_What needs to be done_
Say how many lines include the word "Phase", using only a number.
## start
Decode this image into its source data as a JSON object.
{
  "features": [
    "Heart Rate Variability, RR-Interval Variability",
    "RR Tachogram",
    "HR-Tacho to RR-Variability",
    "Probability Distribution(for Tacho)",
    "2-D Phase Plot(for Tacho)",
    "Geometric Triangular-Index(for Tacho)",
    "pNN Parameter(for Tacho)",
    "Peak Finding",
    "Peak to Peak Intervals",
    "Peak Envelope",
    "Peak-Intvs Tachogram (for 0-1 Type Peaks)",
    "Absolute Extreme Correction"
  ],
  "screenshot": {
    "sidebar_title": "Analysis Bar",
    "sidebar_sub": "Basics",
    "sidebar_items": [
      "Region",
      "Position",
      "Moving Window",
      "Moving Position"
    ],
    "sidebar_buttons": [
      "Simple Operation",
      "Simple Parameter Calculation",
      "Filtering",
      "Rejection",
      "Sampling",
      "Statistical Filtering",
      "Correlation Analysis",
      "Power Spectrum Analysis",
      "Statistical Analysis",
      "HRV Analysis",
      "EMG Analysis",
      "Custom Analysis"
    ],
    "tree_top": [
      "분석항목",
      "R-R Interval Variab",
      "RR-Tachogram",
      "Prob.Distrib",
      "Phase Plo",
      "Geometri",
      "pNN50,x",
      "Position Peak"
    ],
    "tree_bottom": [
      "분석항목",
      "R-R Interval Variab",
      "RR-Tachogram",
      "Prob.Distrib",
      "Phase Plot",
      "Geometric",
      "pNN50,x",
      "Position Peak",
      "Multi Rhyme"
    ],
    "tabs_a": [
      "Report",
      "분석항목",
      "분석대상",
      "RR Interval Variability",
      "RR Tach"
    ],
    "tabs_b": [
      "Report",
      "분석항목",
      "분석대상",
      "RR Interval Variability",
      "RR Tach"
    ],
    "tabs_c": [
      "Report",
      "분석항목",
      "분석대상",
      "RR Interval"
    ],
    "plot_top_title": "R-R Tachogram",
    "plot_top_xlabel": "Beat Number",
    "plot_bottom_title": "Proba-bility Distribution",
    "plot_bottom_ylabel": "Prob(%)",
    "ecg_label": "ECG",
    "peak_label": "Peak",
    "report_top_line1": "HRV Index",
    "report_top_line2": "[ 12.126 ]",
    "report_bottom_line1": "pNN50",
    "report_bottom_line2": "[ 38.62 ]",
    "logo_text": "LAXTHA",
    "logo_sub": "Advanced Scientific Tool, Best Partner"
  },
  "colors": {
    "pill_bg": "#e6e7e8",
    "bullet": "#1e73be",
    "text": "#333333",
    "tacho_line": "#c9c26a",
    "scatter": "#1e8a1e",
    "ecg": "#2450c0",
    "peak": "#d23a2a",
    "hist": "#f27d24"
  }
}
## end
## start
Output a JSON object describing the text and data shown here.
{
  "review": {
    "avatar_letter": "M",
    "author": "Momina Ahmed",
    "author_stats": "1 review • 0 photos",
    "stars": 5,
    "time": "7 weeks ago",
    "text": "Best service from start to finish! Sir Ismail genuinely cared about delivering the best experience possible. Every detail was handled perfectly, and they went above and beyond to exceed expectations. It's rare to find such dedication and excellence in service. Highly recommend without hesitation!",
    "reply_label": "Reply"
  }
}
## end
_Completed task_
3